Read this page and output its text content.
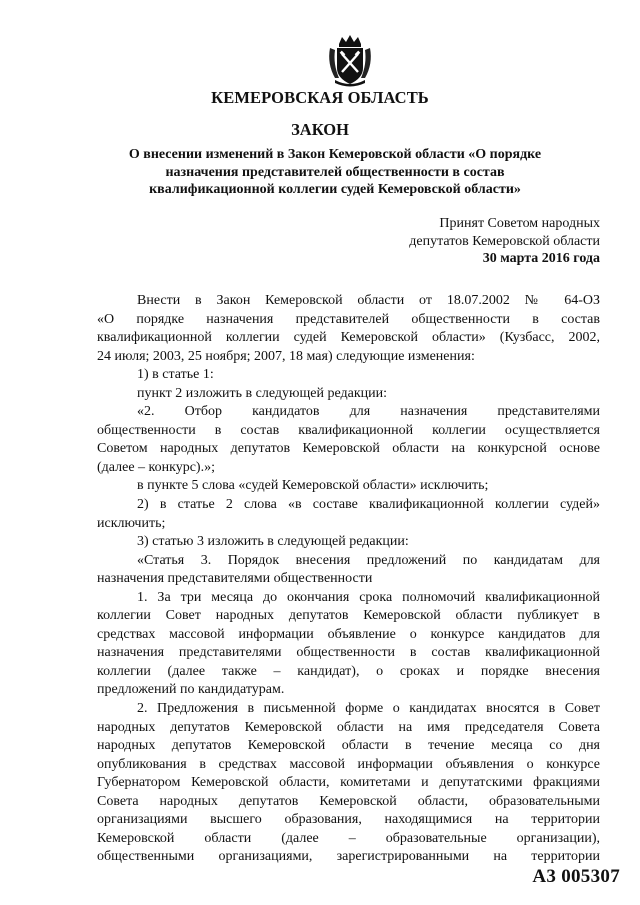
КЕМЕРОВСКАЯ ОБЛАСТЬ
ЗАКОН
О внесении изменений в Закон Кемеровской области «О порядке
назначения представителей общественности в состав
квалификационной коллегии судей Кемеровской области»
Принят Советом народных
депутатов Кемеровской области
30 марта 2016 года

Внести в Закон Кемеровской области от 18.07.2002 № 64-ОЗ

«О порядке назначения представителей общественности в состав

квалификационной коллегии судей Кемеровской области» (Кузбасс, 2002,

24 июля; 2003, 25 ноября; 2007, 18 мая) следующие изменения:

1) в статье 1:

пункт 2 изложить в следующей редакции:

«2. Отбор кандидатов для назначения представителями

общественности в состав квалификационной коллегии осуществляется

Советом народных депутатов Кемеровской области на конкурсной основе

(далее – конкурс).»;

в пункте 5 слова «судей Кемеровской области» исключить;

2) в статье 2 слова «в составе квалификационной коллегии судей»

исключить;

3) статью 3 изложить в следующей редакции:

«Статья 3. Порядок внесения предложений по кандидатам для

назначения представителями общественности

1. За три месяца до окончания срока полномочий квалификационной

коллегии Совет народных депутатов Кемеровской области публикует в

средствах массовой информации объявление о конкурсе кандидатов для

назначения представителями общественности в состав квалификационной

коллегии (далее также – кандидат), о сроках и порядке внесения

предложений по кандидатурам.

2. Предложения в письменной форме о кандидатах вносятся в Совет

народных депутатов Кемеровской области на имя председателя Совета

народных депутатов Кемеровской области в течение месяца со дня

опубликования в средствах массовой информации объявления о конкурсе

Губернатором Кемеровской области, комитетами и депутатскими фракциями

Совета народных депутатов Кемеровской области, образовательными

организациями высшего образования, находящимися на территории

Кемеровской области (далее – образовательные организации),

общественными организациями, зарегистрированными на территории

А3 005307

Required work: Count every line of the material above that holds the string "судей", then state only the total.

Exercise response: 4